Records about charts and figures
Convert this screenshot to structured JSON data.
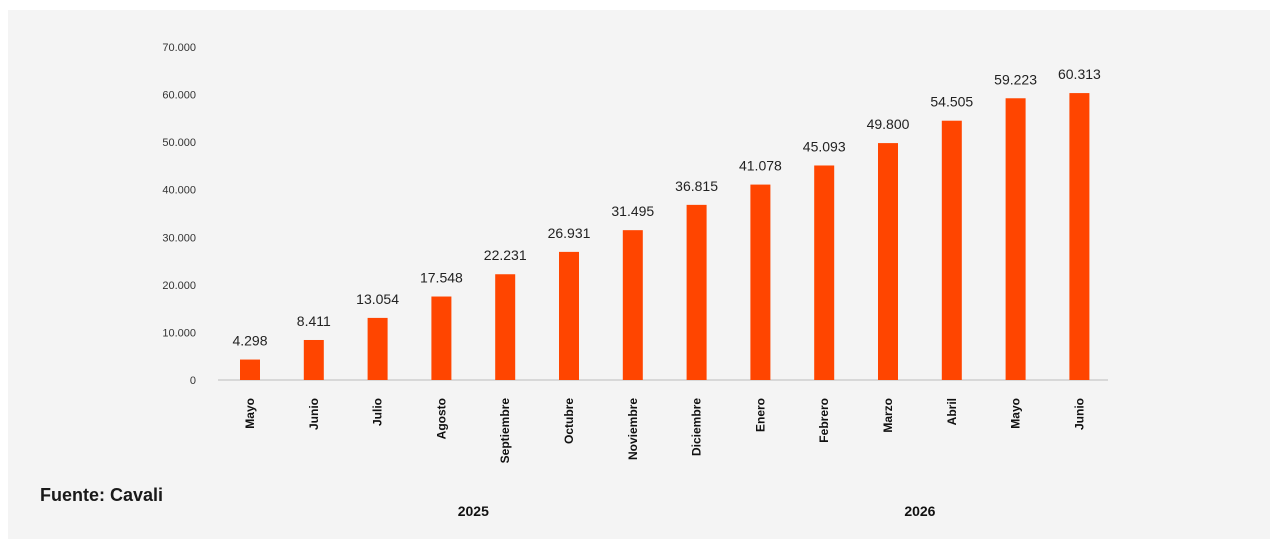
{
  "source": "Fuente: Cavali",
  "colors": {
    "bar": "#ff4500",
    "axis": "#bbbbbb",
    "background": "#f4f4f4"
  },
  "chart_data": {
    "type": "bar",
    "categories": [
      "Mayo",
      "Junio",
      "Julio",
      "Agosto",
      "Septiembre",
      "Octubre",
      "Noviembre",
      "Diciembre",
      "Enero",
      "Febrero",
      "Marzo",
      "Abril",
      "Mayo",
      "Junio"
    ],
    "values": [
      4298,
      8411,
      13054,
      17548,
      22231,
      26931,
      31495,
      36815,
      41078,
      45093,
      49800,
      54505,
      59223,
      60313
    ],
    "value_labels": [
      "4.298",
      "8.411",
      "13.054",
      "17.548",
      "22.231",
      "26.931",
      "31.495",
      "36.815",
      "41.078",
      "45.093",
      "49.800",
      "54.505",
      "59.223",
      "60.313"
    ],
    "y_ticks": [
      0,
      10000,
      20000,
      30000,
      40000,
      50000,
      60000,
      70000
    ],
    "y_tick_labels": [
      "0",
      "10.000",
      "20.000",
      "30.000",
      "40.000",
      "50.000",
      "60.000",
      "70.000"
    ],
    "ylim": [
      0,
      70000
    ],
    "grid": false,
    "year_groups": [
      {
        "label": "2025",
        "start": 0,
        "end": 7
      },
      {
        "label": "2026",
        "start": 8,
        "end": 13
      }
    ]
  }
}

--

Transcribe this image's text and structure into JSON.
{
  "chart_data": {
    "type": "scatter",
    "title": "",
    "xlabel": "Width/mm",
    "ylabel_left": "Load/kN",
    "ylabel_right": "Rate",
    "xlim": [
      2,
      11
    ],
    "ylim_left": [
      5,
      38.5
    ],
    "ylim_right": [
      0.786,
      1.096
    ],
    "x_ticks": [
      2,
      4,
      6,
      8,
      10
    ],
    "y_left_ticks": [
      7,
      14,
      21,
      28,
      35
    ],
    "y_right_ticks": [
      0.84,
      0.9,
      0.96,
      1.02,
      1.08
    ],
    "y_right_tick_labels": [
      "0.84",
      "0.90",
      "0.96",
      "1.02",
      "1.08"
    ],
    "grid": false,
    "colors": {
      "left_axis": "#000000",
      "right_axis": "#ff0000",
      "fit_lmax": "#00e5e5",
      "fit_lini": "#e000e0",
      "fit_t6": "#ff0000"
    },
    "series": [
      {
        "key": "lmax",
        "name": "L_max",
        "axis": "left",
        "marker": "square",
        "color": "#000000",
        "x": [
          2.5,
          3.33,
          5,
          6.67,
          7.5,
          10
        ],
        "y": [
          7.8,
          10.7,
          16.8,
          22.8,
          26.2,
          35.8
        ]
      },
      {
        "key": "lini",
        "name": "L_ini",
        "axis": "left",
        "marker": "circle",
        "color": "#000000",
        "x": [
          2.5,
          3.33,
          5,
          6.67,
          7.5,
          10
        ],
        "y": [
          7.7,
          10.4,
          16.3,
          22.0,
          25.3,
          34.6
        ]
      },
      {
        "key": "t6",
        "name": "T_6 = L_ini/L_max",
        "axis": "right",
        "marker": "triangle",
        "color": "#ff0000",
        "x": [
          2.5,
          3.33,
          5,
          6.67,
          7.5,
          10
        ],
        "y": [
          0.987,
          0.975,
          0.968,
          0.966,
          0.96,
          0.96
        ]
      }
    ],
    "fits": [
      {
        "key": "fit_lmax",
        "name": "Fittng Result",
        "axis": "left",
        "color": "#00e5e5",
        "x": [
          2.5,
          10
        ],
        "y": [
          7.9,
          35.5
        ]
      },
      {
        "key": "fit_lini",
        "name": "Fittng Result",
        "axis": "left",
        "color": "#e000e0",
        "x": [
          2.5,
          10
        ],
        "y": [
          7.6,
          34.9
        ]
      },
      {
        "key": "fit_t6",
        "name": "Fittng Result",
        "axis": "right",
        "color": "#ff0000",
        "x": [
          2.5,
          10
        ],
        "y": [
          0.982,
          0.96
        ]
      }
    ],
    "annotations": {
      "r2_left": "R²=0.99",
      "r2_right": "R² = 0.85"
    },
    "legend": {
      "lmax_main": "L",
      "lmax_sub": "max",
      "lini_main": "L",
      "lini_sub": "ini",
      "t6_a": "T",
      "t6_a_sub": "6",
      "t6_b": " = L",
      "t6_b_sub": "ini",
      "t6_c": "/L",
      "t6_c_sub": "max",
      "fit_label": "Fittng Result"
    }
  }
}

Task directions:
In the records above, find each line holding "this" and copy it.

Output of the task:
Convert this screenshot to structured JSON data.
Transcribe this image's text and structure into JSON.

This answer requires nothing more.